Directions: In the records below, locate the line containing "What does this"; output that line and every following line through the last, exactly.

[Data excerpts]
* begin *
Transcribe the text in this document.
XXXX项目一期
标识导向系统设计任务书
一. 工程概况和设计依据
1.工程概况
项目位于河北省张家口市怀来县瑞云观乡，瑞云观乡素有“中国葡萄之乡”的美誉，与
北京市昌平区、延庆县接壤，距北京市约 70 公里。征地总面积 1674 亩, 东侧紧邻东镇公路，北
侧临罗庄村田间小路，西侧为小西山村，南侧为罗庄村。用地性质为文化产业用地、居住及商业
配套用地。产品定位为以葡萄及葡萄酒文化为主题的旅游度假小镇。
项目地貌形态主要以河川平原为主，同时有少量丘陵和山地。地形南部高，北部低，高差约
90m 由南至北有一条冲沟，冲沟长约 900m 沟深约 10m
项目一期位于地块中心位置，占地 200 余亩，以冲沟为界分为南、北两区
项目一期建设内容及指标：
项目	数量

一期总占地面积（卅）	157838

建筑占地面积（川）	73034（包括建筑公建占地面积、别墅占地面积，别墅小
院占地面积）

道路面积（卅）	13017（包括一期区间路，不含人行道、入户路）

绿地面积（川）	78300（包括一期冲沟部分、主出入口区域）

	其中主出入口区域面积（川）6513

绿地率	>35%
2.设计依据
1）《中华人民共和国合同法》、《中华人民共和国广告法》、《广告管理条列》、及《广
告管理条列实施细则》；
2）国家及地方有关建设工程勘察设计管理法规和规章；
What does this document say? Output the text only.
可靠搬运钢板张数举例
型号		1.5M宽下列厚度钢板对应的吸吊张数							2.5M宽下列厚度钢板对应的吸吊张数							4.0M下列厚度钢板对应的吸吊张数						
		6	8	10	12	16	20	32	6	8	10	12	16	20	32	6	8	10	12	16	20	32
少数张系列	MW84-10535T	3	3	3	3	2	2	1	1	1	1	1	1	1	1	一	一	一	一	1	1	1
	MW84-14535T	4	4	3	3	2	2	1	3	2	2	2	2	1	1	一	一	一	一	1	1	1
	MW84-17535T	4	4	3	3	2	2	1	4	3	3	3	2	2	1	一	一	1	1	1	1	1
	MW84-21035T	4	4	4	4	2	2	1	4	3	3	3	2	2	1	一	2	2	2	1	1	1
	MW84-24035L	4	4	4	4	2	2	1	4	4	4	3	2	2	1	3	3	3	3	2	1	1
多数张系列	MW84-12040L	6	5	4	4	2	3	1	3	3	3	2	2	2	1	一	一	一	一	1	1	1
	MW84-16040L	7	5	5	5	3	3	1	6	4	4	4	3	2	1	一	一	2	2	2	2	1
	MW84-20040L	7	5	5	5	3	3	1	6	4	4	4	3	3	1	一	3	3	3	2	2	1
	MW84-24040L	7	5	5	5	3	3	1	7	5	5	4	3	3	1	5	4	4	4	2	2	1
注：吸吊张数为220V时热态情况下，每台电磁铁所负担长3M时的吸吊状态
* end *
Complete output:
What does this document say? Output the text only.
可靠搬运钢板张数举例
型号		1.5M宽下列厚度钢板对应的吸吊张数							2.5M宽下列厚度钢板对应的吸吊张数							4.0M下列厚度钢板对应的吸吊张数						
		6	8	10	12	16	20	32	6	8	10	12	16	20	32	6	8	10	12	16	20	32
少数张系列	MW84-10535T	3	3	3	3	2	2	1	1	1	1	1	1	1	1	一	一	一	一	1	1	1
	MW84-14535T	4	4	3	3	2	2	1	3	2	2	2	2	1	1	一	一	一	一	1	1	1
	MW84-17535T	4	4	3	3	2	2	1	4	3	3	3	2	2	1	一	一	1	1	1	1	1
	MW84-21035T	4	4	4	4	2	2	1	4	3	3	3	2	2	1	一	2	2	2	1	1	1
	MW84-24035L	4	4	4	4	2	2	1	4	4	4	3	2	2	1	3	3	3	3	2	1	1
多数张系列	MW84-12040L	6	5	4	4	2	3	1	3	3	3	2	2	2	1	一	一	一	一	1	1	1
	MW84-16040L	7	5	5	5	3	3	1	6	4	4	4	3	2	1	一	一	2	2	2	2	1
	MW84-20040L	7	5	5	5	3	3	1	6	4	4	4	3	3	1	一	3	3	3	2	2	1
	MW84-24040L	7	5	5	5	3	3	1	7	5	5	4	3	3	1	5	4	4	4	2	2	1
注：吸吊张数为220V时热态情况下，每台电磁铁所负担长3M时的吸吊状态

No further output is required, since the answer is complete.